→ SHORT TASK
Count every line of the material that holds the string "людей". Respond with the total only.
═════ RECORDS SHOWN ═════
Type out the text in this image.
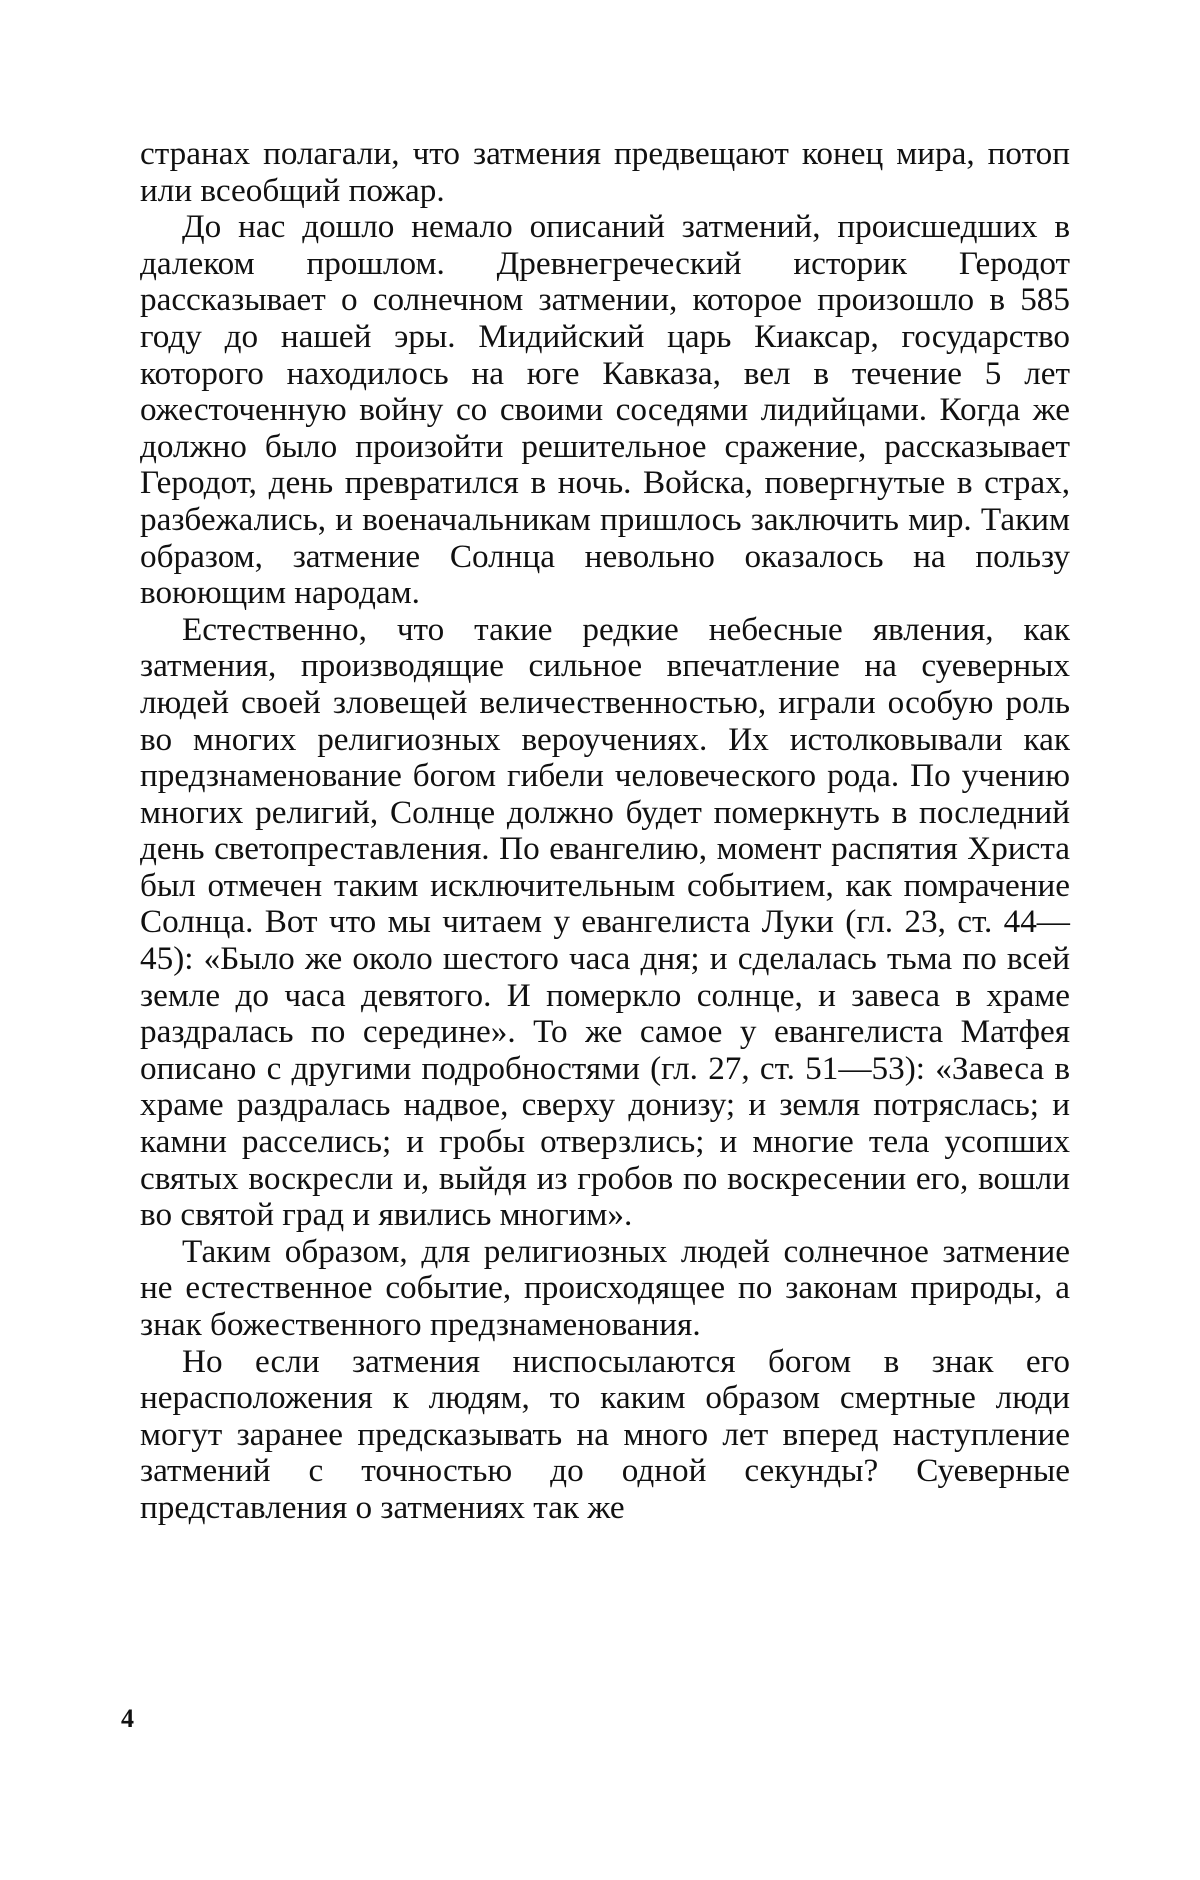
странах полагали, что затмения предвещают конец мира, потоп или всеобщий пожар.

До нас дошло немало описаний затмений, происшедших в далеком прошлом. Древнегреческий историк Геродот рассказывает о солнечном затмении, которое произошло в 585 году до нашей эры. Мидийский царь Киаксар, государство которого находилось на юге Кавказа, вел в течение 5 лет ожесточенную войну со своими соседями лидийцами. Когда же должно было произойти решительное сражение, рассказывает Геродот, день превратился в ночь. Войска, повергнутые в страх, разбежались, и военачальникам пришлось заключить мир. Таким образом, затмение Солнца невольно оказалось на пользу воюющим народам.

Естественно, что такие редкие небесные явления, как затмения, производящие сильное впечатление на суеверных людей своей зловещей величественностью, играли особую роль во многих религиозных вероучениях. Их истолковывали как предзнаменование богом гибели человеческого рода. По учению многих религий, Солнце должно будет померкнуть в последний день светопреставления. По евангелию, момент распятия Христа был отмечен таким исключительным событием, как помрачение Солнца. Вот что мы читаем у евангелиста Луки (гл. 23, ст. 44—45): «Было же около шестого часа дня; и сделалась тьма по всей земле до часа девятого. И померкло солнце, и завеса в храме раздралась по середине». То же самое у евангелиста Матфея описано с другими подробностями (гл. 27, ст. 51—53): «Завеса в храме раздралась надвое, сверху донизу; и земля потряслась; и камни расселись; и гробы отверзлись; и многие тела усопших святых воскресли и, выйдя из гробов по воскресении его, вошли во святой град и явились многим».

Таким образом, для религиозных людей солнечное затмение не естественное событие, происходящее по законам природы, а знак божественного предзнаменования.

Но если затмения ниспосылаются богом в знак его нерасположения к людям, то каким образом смертные люди могут заранее предсказывать на много лет вперед наступление затмений с точностью до одной секунды? Суеверные представления о затмениях так же

4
═════
→ TASK SOLUTION
2